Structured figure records
################
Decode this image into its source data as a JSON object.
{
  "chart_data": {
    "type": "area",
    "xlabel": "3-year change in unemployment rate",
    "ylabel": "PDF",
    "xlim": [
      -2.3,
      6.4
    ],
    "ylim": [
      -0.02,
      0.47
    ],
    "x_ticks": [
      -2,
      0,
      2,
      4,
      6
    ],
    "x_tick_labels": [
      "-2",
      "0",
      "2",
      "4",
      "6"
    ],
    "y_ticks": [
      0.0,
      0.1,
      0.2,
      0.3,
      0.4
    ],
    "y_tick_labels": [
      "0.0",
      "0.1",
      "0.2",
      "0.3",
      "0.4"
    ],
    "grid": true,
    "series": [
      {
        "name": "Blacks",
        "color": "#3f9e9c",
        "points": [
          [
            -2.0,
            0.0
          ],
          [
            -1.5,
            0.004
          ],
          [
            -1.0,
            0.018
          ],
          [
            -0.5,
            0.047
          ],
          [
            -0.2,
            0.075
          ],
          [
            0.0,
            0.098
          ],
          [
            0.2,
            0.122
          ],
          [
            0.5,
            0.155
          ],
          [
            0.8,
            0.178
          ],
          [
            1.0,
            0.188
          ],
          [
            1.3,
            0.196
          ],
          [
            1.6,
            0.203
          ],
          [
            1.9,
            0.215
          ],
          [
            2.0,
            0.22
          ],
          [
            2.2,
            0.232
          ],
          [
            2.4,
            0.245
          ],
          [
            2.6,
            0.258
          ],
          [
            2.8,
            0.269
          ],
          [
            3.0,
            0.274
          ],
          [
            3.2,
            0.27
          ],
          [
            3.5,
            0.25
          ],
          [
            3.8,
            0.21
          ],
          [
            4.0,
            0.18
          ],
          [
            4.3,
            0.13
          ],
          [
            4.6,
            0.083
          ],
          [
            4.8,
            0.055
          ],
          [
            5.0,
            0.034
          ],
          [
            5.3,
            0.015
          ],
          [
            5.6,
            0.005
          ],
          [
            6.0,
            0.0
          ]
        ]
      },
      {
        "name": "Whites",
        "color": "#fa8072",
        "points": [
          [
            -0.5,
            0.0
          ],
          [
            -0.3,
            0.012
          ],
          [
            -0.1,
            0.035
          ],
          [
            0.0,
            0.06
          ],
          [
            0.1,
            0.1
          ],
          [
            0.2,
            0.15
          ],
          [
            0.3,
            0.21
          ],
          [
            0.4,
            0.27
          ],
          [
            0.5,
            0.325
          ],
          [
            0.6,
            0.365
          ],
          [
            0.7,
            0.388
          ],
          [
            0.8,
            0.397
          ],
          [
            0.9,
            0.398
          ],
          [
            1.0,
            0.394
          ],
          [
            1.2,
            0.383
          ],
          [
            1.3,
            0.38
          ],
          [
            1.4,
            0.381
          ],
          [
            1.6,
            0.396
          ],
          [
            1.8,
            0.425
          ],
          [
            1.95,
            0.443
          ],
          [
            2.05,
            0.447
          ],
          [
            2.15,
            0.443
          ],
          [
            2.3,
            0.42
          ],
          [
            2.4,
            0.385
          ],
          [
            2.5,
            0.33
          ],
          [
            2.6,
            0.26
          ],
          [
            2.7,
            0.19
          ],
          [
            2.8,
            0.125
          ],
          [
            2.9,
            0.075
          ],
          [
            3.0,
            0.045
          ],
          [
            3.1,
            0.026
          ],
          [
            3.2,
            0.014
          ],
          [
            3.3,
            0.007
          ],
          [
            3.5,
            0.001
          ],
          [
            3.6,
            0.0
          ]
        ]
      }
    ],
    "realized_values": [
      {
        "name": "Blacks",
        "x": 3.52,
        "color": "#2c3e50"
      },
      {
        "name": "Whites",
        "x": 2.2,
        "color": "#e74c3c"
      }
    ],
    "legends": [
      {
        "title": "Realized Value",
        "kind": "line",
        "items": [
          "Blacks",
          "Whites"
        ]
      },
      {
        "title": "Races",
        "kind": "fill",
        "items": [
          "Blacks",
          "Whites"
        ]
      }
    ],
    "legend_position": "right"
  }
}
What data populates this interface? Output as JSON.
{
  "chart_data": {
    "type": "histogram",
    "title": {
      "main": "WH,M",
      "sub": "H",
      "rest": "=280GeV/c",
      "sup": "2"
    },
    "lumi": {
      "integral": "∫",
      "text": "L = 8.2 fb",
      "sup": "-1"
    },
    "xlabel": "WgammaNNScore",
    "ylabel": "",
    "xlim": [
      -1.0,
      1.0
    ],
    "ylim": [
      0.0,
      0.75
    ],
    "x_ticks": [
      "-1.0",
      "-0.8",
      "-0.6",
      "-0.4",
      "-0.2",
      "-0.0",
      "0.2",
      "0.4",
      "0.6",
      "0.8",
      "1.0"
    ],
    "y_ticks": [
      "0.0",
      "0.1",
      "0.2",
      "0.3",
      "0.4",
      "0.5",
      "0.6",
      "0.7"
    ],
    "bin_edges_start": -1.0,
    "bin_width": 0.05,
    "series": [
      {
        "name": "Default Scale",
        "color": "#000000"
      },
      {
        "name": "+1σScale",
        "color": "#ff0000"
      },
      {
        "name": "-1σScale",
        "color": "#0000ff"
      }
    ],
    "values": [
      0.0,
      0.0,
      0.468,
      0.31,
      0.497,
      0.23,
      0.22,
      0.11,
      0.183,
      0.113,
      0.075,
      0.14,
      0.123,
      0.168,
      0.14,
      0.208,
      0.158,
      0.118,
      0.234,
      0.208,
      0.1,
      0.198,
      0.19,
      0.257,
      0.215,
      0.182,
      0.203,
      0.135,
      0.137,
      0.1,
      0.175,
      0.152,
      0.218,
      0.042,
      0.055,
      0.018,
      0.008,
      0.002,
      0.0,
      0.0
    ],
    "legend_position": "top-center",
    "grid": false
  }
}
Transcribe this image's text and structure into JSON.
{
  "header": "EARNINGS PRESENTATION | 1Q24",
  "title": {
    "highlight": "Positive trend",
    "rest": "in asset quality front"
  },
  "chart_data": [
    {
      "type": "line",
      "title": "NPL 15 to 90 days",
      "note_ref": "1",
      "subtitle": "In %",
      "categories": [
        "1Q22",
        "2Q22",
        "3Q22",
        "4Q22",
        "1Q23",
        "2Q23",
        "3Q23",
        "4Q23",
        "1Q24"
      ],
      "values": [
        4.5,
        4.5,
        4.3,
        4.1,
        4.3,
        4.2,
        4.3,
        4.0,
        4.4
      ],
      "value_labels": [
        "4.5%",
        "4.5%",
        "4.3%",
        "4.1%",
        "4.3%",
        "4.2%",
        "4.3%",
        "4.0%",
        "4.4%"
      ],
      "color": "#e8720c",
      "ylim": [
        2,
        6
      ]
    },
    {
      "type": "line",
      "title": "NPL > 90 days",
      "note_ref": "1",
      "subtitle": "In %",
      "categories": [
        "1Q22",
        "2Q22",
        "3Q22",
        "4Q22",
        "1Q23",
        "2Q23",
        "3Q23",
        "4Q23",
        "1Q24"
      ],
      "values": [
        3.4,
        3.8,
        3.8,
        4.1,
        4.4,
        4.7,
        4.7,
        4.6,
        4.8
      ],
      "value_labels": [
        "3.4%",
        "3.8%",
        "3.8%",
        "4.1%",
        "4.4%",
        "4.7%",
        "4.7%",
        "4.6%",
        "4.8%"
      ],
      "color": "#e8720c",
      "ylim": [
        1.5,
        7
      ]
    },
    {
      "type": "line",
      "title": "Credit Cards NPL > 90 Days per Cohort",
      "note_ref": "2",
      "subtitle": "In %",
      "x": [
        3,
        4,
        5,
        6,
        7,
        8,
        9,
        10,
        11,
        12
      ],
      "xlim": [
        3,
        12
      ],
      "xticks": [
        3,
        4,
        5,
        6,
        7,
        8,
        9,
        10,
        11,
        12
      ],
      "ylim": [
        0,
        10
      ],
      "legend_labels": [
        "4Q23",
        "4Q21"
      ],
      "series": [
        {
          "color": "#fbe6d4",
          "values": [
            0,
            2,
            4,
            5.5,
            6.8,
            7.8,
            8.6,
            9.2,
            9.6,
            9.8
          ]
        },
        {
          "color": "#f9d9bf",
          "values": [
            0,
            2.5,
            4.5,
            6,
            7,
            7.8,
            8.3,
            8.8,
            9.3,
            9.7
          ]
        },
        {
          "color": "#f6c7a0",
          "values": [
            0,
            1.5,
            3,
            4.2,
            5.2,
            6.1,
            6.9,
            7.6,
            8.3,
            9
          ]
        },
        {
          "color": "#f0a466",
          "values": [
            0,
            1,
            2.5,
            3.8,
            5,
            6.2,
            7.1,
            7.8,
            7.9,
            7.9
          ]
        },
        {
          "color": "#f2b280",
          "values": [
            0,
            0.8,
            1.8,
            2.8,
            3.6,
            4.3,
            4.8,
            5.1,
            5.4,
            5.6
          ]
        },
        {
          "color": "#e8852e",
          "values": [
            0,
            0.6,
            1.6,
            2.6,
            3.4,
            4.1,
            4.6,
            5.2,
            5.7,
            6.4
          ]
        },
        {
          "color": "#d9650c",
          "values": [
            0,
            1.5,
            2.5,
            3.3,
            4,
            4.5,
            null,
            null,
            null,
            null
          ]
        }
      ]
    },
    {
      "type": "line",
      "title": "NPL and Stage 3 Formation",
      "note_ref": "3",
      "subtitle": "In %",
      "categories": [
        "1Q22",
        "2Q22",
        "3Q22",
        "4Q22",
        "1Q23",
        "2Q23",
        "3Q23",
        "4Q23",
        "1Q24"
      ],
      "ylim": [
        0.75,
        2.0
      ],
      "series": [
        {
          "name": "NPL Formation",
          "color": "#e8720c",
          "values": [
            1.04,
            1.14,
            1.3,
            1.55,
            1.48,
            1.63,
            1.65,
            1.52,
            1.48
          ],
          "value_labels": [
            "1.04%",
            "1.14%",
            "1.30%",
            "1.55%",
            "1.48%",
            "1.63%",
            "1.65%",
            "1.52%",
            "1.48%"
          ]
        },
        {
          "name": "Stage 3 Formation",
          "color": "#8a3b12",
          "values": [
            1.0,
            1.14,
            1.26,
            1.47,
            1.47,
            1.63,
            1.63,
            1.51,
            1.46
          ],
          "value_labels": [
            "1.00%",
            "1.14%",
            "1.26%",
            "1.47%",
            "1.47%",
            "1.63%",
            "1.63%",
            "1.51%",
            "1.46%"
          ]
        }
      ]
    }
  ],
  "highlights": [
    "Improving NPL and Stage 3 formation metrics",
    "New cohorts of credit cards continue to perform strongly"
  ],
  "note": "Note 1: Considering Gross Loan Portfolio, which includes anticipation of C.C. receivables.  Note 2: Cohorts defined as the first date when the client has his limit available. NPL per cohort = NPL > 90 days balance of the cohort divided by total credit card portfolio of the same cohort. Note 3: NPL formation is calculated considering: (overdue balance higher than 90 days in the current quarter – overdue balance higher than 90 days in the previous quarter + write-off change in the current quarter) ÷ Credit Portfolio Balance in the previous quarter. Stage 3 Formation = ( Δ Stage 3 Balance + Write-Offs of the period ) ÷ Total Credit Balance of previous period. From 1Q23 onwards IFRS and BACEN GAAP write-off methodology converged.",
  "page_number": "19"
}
################
Exercise goal: Only the number is wanted: how many lines above include the word "name"?

The solution: 9